MATERIAL
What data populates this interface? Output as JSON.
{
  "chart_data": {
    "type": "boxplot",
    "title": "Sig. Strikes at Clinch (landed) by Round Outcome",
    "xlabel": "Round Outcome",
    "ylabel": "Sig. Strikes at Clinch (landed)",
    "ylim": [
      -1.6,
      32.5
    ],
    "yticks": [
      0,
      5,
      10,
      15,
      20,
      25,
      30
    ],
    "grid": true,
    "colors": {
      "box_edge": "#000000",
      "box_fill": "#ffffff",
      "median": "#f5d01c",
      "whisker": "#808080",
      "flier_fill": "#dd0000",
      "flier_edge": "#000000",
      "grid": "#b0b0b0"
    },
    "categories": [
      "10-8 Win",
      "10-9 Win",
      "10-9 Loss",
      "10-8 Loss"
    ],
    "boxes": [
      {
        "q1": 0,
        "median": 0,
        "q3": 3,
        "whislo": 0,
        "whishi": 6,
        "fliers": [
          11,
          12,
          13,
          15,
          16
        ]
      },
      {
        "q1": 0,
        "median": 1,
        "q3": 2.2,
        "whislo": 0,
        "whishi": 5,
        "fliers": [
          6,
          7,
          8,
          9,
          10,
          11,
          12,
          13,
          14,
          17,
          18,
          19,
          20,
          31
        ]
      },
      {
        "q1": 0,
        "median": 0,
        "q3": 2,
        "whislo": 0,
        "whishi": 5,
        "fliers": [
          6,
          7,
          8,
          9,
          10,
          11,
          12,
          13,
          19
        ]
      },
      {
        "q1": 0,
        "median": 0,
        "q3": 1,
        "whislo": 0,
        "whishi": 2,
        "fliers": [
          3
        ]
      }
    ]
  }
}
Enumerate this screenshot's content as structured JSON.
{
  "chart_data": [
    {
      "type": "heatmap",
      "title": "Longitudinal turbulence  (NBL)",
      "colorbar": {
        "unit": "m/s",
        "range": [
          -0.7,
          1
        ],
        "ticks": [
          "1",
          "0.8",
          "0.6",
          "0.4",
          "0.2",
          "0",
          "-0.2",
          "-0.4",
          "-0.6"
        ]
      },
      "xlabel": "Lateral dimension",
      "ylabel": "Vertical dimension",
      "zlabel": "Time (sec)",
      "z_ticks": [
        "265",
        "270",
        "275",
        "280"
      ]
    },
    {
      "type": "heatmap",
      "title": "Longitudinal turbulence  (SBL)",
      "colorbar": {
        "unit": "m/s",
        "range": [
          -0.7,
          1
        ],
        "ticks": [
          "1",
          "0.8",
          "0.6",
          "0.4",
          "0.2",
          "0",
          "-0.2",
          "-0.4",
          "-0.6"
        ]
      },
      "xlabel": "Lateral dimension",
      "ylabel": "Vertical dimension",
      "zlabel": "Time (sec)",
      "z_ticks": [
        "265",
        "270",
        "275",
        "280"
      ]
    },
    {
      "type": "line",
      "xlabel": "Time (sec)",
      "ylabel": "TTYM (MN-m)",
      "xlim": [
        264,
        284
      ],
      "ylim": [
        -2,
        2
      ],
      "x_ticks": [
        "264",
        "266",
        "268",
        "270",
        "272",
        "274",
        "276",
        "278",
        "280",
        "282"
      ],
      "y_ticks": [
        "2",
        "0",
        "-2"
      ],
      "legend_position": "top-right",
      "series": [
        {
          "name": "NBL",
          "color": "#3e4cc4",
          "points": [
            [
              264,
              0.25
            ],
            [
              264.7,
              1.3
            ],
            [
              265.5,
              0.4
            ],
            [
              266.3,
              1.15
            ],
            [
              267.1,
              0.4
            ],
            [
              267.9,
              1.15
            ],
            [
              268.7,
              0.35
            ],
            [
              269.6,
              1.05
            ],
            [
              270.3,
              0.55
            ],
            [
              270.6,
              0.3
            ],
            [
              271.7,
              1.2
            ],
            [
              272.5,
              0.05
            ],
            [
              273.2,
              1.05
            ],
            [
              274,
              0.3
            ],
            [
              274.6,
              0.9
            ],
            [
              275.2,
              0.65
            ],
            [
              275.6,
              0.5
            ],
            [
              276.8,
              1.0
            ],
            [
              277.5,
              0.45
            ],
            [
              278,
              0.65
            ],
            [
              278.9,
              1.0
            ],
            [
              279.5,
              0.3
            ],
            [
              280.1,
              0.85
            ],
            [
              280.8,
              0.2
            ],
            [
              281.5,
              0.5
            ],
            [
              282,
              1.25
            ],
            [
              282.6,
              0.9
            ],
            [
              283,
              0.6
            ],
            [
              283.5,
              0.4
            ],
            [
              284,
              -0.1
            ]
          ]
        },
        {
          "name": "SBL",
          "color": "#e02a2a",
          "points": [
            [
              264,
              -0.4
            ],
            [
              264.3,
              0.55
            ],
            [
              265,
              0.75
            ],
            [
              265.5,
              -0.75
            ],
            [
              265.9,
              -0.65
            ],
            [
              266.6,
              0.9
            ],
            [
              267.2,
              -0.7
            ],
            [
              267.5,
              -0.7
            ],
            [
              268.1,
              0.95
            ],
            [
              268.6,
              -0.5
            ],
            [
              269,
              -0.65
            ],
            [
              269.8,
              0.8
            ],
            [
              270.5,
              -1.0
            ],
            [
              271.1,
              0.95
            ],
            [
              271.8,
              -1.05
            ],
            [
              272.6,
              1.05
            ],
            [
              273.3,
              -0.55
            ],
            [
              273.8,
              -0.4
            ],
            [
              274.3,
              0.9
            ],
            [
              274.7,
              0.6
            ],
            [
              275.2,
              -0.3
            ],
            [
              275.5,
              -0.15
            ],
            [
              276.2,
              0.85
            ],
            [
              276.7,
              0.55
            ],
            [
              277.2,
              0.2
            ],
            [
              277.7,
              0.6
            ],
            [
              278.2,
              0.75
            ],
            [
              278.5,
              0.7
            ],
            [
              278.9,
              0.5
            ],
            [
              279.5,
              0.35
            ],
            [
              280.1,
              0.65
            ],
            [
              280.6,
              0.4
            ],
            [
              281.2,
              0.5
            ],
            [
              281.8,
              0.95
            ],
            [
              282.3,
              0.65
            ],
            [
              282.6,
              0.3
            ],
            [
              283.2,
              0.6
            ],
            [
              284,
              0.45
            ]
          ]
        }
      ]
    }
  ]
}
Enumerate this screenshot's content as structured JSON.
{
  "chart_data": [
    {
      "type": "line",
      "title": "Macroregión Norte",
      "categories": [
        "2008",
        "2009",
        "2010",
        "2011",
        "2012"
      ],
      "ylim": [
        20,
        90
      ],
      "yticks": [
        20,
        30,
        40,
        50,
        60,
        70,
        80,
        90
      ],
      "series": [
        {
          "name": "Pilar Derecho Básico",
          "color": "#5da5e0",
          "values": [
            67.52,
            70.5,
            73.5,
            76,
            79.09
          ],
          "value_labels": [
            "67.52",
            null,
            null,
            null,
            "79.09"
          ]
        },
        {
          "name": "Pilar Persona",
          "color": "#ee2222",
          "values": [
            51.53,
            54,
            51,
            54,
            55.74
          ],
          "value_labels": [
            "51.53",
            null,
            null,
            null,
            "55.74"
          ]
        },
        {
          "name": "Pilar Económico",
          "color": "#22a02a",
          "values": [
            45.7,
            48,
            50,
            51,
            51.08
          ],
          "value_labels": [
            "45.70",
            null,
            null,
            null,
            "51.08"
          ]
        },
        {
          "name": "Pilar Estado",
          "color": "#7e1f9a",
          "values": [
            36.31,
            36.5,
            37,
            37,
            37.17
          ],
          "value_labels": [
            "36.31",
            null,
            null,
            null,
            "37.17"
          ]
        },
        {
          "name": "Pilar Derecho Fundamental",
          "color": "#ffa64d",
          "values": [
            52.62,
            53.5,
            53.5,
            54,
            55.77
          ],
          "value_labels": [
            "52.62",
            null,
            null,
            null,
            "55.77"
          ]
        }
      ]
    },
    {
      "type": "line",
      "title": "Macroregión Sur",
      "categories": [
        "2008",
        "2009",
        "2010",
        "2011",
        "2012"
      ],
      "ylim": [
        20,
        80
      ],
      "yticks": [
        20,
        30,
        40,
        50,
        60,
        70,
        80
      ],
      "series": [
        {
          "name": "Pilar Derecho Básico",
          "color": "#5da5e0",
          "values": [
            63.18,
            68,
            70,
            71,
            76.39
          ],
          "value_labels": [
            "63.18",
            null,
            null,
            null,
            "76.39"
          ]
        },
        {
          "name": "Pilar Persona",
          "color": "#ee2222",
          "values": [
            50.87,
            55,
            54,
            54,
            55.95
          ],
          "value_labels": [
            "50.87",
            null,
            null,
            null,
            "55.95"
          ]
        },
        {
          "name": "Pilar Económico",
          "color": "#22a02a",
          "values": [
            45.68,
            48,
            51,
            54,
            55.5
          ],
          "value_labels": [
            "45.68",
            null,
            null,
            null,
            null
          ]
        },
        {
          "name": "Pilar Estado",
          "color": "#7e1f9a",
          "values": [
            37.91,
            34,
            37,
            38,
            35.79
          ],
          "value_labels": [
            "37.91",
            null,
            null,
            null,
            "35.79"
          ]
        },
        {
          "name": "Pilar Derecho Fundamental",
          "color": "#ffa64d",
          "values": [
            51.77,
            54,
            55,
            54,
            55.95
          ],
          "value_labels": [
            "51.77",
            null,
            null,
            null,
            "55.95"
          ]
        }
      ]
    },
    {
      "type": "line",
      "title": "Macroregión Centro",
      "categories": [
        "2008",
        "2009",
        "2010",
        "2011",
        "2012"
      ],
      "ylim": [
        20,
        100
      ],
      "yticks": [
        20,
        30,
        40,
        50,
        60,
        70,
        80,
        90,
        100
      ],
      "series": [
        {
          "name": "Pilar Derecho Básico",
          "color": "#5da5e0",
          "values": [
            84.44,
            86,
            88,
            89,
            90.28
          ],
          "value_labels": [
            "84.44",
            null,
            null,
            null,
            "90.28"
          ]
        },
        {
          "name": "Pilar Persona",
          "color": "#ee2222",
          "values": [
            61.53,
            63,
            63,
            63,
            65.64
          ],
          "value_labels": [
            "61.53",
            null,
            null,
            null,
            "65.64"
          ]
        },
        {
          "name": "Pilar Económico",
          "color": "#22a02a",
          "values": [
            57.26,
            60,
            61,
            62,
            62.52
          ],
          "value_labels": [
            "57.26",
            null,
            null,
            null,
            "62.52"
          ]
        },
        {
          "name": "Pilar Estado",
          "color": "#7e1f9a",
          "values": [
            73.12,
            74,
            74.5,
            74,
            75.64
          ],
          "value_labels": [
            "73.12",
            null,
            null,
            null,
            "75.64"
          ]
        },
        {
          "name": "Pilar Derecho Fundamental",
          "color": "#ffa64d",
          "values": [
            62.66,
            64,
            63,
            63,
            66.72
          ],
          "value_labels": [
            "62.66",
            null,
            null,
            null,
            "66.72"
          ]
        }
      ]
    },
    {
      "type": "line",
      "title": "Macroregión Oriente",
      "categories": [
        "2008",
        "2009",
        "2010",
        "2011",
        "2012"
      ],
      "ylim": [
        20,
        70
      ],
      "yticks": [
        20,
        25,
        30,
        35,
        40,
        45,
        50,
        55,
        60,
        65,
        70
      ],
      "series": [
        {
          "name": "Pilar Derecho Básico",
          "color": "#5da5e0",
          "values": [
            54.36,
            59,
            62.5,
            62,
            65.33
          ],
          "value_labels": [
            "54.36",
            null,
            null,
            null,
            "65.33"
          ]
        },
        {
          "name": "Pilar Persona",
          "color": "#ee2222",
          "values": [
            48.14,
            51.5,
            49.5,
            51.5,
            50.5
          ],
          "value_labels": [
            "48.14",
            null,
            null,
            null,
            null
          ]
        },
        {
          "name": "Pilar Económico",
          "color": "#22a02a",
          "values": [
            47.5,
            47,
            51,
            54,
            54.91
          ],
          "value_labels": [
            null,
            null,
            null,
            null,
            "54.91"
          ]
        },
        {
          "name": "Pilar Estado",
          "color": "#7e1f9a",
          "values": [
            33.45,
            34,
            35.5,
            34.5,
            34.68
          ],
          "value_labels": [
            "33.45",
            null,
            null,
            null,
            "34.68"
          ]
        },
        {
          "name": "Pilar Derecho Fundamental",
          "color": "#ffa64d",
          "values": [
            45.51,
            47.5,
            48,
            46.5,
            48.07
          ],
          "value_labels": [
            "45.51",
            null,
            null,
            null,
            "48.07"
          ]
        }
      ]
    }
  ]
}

TASK GOAL
Copy all lines from the material that hold "Longitudinal".

SOLVED PROBLEM
      "title": "Longitudinal turbulence  (NBL)",
      "title": "Longitudinal turbulence  (SBL)",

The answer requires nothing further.